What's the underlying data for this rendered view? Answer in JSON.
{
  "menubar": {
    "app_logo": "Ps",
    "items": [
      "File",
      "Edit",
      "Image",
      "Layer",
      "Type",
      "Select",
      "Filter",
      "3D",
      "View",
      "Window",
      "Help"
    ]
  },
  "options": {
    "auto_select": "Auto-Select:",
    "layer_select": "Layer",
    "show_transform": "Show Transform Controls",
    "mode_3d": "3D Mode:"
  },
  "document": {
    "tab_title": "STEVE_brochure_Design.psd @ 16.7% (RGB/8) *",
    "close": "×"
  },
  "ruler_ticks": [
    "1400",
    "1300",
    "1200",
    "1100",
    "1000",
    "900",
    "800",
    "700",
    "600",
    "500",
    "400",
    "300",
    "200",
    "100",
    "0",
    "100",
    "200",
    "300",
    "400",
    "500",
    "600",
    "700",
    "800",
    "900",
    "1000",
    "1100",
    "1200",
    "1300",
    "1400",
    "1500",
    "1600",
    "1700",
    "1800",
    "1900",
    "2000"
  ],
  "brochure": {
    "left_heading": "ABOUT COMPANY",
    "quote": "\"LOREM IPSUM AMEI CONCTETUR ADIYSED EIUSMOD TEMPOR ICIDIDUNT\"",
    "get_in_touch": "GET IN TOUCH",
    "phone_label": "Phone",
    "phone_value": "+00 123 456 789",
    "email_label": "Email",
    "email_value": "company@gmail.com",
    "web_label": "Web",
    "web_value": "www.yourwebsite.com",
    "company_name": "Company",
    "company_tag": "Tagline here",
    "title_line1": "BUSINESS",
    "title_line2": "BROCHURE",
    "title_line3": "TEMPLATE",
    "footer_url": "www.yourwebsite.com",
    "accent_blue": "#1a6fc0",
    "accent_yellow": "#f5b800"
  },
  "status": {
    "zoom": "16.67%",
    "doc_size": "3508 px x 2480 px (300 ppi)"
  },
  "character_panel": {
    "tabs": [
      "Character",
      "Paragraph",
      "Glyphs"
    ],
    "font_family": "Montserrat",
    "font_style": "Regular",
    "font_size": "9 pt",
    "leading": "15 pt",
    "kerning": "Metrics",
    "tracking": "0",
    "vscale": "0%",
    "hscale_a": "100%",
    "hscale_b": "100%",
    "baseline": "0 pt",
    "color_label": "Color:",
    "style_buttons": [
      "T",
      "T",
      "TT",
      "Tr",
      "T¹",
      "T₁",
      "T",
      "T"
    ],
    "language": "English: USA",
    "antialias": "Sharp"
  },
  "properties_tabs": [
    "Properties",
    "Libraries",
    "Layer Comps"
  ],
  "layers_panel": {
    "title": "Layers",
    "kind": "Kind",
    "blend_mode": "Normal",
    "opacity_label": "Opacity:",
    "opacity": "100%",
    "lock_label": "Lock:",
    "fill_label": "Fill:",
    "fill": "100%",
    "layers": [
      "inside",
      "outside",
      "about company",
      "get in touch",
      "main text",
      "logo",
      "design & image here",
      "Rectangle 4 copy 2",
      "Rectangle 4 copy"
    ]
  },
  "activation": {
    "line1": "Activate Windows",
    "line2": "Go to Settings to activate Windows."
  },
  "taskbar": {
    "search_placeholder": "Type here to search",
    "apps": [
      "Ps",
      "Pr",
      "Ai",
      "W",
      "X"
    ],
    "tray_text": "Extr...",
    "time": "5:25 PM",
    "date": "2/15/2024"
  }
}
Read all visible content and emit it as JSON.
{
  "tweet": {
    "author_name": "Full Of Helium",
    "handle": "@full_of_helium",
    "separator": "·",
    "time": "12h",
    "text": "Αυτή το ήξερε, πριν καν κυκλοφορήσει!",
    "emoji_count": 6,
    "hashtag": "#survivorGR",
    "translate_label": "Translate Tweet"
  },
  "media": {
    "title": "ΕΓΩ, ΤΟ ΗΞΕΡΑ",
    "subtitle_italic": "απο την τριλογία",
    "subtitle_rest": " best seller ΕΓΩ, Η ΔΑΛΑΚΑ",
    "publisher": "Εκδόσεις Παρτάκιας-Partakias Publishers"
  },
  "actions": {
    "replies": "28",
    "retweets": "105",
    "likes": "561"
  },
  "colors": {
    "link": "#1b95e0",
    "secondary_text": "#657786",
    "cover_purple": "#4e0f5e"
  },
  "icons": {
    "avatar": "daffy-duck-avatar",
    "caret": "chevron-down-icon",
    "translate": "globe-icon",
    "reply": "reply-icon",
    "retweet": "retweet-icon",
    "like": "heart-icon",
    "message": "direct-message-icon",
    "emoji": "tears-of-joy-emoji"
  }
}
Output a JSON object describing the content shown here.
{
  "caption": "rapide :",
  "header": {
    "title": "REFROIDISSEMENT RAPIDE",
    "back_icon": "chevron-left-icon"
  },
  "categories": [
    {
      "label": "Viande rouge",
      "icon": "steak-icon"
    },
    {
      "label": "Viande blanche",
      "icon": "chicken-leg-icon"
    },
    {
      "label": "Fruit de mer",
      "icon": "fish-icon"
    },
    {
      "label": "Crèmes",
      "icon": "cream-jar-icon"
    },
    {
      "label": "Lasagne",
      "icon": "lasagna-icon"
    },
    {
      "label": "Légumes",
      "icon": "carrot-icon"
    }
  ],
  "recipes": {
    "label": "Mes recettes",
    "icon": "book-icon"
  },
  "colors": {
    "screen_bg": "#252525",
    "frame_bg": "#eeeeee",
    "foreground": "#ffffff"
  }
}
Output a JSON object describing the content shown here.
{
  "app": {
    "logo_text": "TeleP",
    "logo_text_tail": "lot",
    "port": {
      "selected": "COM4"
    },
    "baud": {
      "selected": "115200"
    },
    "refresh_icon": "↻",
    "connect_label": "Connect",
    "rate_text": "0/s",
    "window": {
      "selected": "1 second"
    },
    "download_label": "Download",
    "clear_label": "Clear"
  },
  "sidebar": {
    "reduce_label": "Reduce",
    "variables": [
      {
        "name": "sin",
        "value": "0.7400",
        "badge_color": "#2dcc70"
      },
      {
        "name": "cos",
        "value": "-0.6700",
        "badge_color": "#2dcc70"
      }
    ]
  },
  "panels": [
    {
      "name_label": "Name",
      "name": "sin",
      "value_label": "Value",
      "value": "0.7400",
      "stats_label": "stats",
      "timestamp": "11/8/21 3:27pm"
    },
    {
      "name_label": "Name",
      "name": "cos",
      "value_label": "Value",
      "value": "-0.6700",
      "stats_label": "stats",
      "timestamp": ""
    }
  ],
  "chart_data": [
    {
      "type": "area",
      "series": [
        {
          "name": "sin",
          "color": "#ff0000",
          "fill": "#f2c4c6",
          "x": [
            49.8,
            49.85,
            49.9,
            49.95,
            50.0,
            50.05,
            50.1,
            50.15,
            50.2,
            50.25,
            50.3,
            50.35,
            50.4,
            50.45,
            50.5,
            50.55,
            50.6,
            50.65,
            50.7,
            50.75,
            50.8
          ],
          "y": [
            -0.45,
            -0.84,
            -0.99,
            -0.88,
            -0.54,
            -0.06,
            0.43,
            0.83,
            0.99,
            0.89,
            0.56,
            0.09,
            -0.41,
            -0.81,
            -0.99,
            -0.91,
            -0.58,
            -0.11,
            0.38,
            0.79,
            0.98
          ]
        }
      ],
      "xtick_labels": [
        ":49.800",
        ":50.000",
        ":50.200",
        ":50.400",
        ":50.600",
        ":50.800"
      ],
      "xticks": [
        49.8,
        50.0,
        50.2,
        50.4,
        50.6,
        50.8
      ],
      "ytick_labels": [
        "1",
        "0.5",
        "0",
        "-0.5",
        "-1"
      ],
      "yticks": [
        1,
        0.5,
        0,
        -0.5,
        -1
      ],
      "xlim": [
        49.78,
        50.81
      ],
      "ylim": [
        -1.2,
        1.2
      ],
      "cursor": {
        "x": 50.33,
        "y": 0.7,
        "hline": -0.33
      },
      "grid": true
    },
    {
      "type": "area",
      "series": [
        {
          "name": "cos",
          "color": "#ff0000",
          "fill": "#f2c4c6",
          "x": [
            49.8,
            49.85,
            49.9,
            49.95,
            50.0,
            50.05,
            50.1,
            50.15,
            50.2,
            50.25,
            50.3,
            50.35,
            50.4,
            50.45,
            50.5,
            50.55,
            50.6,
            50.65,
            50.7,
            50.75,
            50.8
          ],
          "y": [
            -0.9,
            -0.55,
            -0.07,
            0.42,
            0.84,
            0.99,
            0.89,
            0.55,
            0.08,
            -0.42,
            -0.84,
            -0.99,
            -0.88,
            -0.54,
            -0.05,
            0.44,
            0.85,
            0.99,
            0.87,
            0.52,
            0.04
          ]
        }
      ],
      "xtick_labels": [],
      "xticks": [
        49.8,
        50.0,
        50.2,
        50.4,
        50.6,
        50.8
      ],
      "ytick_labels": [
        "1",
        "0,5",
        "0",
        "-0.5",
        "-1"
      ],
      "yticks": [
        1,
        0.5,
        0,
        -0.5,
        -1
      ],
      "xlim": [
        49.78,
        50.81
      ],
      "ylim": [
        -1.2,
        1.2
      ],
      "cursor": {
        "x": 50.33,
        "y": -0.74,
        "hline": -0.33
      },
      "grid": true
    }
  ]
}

☆ ☆ ☆ ☆ ☆

Every line of the listing that holds "selected" is to be counted; give only the resulting number.

3